##### Dataset content #####

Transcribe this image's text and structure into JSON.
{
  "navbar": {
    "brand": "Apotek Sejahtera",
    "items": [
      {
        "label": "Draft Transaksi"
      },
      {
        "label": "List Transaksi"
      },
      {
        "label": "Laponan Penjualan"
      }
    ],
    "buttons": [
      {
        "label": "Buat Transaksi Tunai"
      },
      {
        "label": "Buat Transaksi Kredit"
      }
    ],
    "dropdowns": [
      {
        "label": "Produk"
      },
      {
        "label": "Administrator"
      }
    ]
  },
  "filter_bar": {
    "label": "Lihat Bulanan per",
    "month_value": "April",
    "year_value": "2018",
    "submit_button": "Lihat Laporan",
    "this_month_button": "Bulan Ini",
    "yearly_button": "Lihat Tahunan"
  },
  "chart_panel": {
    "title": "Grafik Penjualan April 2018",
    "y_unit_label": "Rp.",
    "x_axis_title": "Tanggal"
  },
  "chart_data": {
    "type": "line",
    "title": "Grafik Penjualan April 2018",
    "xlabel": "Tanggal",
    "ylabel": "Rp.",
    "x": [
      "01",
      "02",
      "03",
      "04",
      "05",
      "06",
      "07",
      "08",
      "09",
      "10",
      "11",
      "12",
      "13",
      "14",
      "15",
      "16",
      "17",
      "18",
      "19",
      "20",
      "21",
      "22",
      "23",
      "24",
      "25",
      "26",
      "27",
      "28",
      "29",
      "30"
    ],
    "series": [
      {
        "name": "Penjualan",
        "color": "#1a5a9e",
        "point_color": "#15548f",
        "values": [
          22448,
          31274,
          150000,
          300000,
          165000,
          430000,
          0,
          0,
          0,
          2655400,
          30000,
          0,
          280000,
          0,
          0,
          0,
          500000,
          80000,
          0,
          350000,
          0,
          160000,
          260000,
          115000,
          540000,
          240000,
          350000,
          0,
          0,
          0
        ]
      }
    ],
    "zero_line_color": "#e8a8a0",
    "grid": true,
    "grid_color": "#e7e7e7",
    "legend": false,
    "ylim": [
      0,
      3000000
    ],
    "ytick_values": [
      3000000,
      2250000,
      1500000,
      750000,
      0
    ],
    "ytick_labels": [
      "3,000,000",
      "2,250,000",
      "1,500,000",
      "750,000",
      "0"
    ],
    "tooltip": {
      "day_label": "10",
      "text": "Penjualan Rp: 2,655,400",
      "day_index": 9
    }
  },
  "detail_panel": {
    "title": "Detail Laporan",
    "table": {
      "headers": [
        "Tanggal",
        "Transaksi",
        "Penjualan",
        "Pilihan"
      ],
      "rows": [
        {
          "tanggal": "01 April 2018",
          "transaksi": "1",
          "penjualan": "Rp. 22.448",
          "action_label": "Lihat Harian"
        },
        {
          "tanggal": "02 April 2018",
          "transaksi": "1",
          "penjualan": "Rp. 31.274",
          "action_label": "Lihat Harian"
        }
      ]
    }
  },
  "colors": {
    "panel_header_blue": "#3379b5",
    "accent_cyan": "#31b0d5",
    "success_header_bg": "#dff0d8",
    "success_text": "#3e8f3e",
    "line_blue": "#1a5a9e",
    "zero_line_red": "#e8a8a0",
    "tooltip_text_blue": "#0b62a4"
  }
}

#####

Set down all of the records shown above once more, exactly.

Transcribe this image's text and structure into JSON.
{
  "navbar": {
    "brand": "Apotek Sejahtera",
    "items": [
      {
        "label": "Draft Transaksi"
      },
      {
        "label": "List Transaksi"
      },
      {
        "label": "Laponan Penjualan"
      }
    ],
    "buttons": [
      {
        "label": "Buat Transaksi Tunai"
      },
      {
        "label": "Buat Transaksi Kredit"
      }
    ],
    "dropdowns": [
      {
        "label": "Produk"
      },
      {
        "label": "Administrator"
      }
    ]
  },
  "filter_bar": {
    "label": "Lihat Bulanan per",
    "month_value": "April",
    "year_value": "2018",
    "submit_button": "Lihat Laporan",
    "this_month_button": "Bulan Ini",
    "yearly_button": "Lihat Tahunan"
  },
  "chart_panel": {
    "title": "Grafik Penjualan April 2018",
    "y_unit_label": "Rp.",
    "x_axis_title": "Tanggal"
  },
  "chart_data": {
    "type": "line",
    "title": "Grafik Penjualan April 2018",
    "xlabel": "Tanggal",
    "ylabel": "Rp.",
    "x": [
      "01",
      "02",
      "03",
      "04",
      "05",
      "06",
      "07",
      "08",
      "09",
      "10",
      "11",
      "12",
      "13",
      "14",
      "15",
      "16",
      "17",
      "18",
      "19",
      "20",
      "21",
      "22",
      "23",
      "24",
      "25",
      "26",
      "27",
      "28",
      "29",
      "30"
    ],
    "series": [
      {
        "name": "Penjualan",
        "color": "#1a5a9e",
        "point_color": "#15548f",
        "values": [
          22448,
          31274,
          150000,
          300000,
          165000,
          430000,
          0,
          0,
          0,
          2655400,
          30000,
          0,
          280000,
          0,
          0,
          0,
          500000,
          80000,
          0,
          350000,
          0,
          160000,
          260000,
          115000,
          540000,
          240000,
          350000,
          0,
          0,
          0
        ]
      }
    ],
    "zero_line_color": "#e8a8a0",
    "grid": true,
    "grid_color": "#e7e7e7",
    "legend": false,
    "ylim": [
      0,
      3000000
    ],
    "ytick_values": [
      3000000,
      2250000,
      1500000,
      750000,
      0
    ],
    "ytick_labels": [
      "3,000,000",
      "2,250,000",
      "1,500,000",
      "750,000",
      "0"
    ],
    "tooltip": {
      "day_label": "10",
      "text": "Penjualan Rp: 2,655,400",
      "day_index": 9
    }
  },
  "detail_panel": {
    "title": "Detail Laporan",
    "table": {
      "headers": [
        "Tanggal",
        "Transaksi",
        "Penjualan",
        "Pilihan"
      ],
      "rows": [
        {
          "tanggal": "01 April 2018",
          "transaksi": "1",
          "penjualan": "Rp. 22.448",
          "action_label": "Lihat Harian"
        },
        {
          "tanggal": "02 April 2018",
          "transaksi": "1",
          "penjualan": "Rp. 31.274",
          "action_label": "Lihat Harian"
        }
      ]
    }
  },
  "colors": {
    "panel_header_blue": "#3379b5",
    "accent_cyan": "#31b0d5",
    "success_header_bg": "#dff0d8",
    "success_text": "#3e8f3e",
    "line_blue": "#1a5a9e",
    "zero_line_red": "#e8a8a0",
    "tooltip_text_blue": "#0b62a4"
  }
}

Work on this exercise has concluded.